> RECORDS FOR PROCESSING:
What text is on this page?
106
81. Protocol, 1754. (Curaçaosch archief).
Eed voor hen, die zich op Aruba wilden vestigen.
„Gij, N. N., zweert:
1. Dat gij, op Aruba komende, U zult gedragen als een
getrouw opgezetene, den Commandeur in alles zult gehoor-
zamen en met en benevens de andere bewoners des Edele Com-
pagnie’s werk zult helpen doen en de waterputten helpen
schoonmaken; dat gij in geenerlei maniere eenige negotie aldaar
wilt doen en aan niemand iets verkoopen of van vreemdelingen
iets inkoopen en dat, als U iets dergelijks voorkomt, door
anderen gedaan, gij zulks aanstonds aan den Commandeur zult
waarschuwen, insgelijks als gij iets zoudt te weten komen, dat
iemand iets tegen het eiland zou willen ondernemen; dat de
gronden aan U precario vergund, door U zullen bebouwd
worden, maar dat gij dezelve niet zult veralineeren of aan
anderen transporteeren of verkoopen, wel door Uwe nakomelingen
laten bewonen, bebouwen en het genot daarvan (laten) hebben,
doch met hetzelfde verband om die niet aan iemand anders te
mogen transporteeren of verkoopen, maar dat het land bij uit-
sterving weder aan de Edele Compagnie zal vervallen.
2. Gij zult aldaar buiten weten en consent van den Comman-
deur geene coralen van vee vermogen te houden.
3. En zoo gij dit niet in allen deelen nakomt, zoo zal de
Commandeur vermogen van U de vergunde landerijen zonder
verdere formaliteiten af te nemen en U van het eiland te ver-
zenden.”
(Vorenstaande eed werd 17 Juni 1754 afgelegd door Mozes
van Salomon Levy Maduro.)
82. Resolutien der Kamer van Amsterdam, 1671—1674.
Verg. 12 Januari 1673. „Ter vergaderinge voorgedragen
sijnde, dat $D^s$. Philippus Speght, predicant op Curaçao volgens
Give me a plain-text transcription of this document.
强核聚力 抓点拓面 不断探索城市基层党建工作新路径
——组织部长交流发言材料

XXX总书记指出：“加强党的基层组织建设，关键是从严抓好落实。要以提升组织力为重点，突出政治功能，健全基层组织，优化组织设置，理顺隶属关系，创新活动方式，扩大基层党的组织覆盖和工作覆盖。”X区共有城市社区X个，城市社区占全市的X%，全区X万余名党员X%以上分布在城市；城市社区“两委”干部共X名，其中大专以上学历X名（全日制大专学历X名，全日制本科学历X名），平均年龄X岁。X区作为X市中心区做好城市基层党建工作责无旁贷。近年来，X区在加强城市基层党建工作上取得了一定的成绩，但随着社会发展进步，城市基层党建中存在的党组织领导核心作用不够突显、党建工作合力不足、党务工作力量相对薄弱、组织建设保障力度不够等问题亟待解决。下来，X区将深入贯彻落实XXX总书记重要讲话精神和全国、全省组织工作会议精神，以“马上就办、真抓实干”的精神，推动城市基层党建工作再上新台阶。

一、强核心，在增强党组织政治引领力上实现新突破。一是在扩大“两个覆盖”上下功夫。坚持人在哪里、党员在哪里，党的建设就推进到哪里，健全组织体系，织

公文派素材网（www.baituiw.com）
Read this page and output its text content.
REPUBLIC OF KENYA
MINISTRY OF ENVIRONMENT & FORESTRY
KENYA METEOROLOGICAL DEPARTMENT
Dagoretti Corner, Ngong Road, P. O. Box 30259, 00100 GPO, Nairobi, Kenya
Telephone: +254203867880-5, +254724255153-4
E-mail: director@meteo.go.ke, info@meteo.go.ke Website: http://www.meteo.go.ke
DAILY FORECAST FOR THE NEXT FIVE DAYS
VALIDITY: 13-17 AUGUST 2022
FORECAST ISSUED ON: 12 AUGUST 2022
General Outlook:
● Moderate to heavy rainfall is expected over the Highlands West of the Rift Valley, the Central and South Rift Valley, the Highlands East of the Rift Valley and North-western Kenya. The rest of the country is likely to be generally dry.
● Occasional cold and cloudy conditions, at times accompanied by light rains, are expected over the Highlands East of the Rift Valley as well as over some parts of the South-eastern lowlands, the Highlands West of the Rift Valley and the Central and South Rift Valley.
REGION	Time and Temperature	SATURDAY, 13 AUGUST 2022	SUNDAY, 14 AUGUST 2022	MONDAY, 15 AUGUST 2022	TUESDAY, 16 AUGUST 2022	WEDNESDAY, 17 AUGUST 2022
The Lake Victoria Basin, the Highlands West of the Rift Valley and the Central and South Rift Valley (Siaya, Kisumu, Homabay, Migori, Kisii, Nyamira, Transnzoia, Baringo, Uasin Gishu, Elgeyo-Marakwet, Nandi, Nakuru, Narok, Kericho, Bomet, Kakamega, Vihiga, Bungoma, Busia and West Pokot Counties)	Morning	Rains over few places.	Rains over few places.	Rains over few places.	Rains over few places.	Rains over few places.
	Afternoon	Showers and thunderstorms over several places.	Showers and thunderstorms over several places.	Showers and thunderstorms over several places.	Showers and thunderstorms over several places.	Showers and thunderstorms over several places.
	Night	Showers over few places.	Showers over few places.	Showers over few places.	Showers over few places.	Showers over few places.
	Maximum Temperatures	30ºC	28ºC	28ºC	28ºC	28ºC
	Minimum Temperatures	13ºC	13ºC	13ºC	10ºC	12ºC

> EXERCISE TASK: Once more, set down the full listing, verbatim.

> THE REPLY:
What text is on this page?
106
81. Protocol, 1754. (Curaçaosch archief).
Eed voor hen, die zich op Aruba wilden vestigen.
„Gij, N. N., zweert:
1. Dat gij, op Aruba komende, U zult gedragen als een
getrouw opgezetene, den Commandeur in alles zult gehoor-
zamen en met en benevens de andere bewoners des Edele Com-
pagnie’s werk zult helpen doen en de waterputten helpen
schoonmaken; dat gij in geenerlei maniere eenige negotie aldaar
wilt doen en aan niemand iets verkoopen of van vreemdelingen
iets inkoopen en dat, als U iets dergelijks voorkomt, door
anderen gedaan, gij zulks aanstonds aan den Commandeur zult
waarschuwen, insgelijks als gij iets zoudt te weten komen, dat
iemand iets tegen het eiland zou willen ondernemen; dat de
gronden aan U precario vergund, door U zullen bebouwd
worden, maar dat gij dezelve niet zult veralineeren of aan
anderen transporteeren of verkoopen, wel door Uwe nakomelingen
laten bewonen, bebouwen en het genot daarvan (laten) hebben,
doch met hetzelfde verband om die niet aan iemand anders te
mogen transporteeren of verkoopen, maar dat het land bij uit-
sterving weder aan de Edele Compagnie zal vervallen.
2. Gij zult aldaar buiten weten en consent van den Comman-
deur geene coralen van vee vermogen te houden.
3. En zoo gij dit niet in allen deelen nakomt, zoo zal de
Commandeur vermogen van U de vergunde landerijen zonder
verdere formaliteiten af te nemen en U van het eiland te ver-
zenden.”
(Vorenstaande eed werd 17 Juni 1754 afgelegd door Mozes
van Salomon Levy Maduro.)
82. Resolutien der Kamer van Amsterdam, 1671—1674.
Verg. 12 Januari 1673. „Ter vergaderinge voorgedragen
sijnde, dat $D^s$. Philippus Speght, predicant op Curaçao volgens
Give me a plain-text transcription of this document.
强核聚力 抓点拓面 不断探索城市基层党建工作新路径
——组织部长交流发言材料

XXX总书记指出：“加强党的基层组织建设，关键是从严抓好落实。要以提升组织力为重点，突出政治功能，健全基层组织，优化组织设置，理顺隶属关系，创新活动方式，扩大基层党的组织覆盖和工作覆盖。”X区共有城市社区X个，城市社区占全市的X%，全区X万余名党员X%以上分布在城市；城市社区“两委”干部共X名，其中大专以上学历X名（全日制大专学历X名，全日制本科学历X名），平均年龄X岁。X区作为X市中心区做好城市基层党建工作责无旁贷。近年来，X区在加强城市基层党建工作上取得了一定的成绩，但随着社会发展进步，城市基层党建中存在的党组织领导核心作用不够突显、党建工作合力不足、党务工作力量相对薄弱、组织建设保障力度不够等问题亟待解决。下来，X区将深入贯彻落实XXX总书记重要讲话精神和全国、全省组织工作会议精神，以“马上就办、真抓实干”的精神，推动城市基层党建工作再上新台阶。

一、强核心，在增强党组织政治引领力上实现新突破。一是在扩大“两个覆盖”上下功夫。坚持人在哪里、党员在哪里，党的建设就推进到哪里，健全组织体系，织

公文派素材网（www.baituiw.com）
Read this page and output its text content.
REPUBLIC OF KENYA
MINISTRY OF ENVIRONMENT & FORESTRY
KENYA METEOROLOGICAL DEPARTMENT
Dagoretti Corner, Ngong Road, P. O. Box 30259, 00100 GPO, Nairobi, Kenya
Telephone: +254203867880-5, +254724255153-4
E-mail: director@meteo.go.ke, info@meteo.go.ke Website: http://www.meteo.go.ke
DAILY FORECAST FOR THE NEXT FIVE DAYS
VALIDITY: 13-17 AUGUST 2022
FORECAST ISSUED ON: 12 AUGUST 2022
General Outlook:
● Moderate to heavy rainfall is expected over the Highlands West of the Rift Valley, the Central and South Rift Valley, the Highlands East of the Rift Valley and North-western Kenya. The rest of the country is likely to be generally dry.
● Occasional cold and cloudy conditions, at times accompanied by light rains, are expected over the Highlands East of the Rift Valley as well as over some parts of the South-eastern lowlands, the Highlands West of the Rift Valley and the Central and South Rift Valley.
REGION	Time and Temperature	SATURDAY, 13 AUGUST 2022	SUNDAY, 14 AUGUST 2022	MONDAY, 15 AUGUST 2022	TUESDAY, 16 AUGUST 2022	WEDNESDAY, 17 AUGUST 2022
The Lake Victoria Basin, the Highlands West of the Rift Valley and the Central and South Rift Valley (Siaya, Kisumu, Homabay, Migori, Kisii, Nyamira, Transnzoia, Baringo, Uasin Gishu, Elgeyo-Marakwet, Nandi, Nakuru, Narok, Kericho, Bomet, Kakamega, Vihiga, Bungoma, Busia and West Pokot Counties)	Morning	Rains over few places.	Rains over few places.	Rains over few places.	Rains over few places.	Rains over few places.
	Afternoon	Showers and thunderstorms over several places.	Showers and thunderstorms over several places.	Showers and thunderstorms over several places.	Showers and thunderstorms over several places.	Showers and thunderstorms over several places.
	Night	Showers over few places.	Showers over few places.	Showers over few places.	Showers over few places.	Showers over few places.
	Maximum Temperatures	30ºC	28ºC	28ºC	28ºC	28ºC
	Minimum Temperatures	13ºC	13ºC	13ºC	10ºC	12ºC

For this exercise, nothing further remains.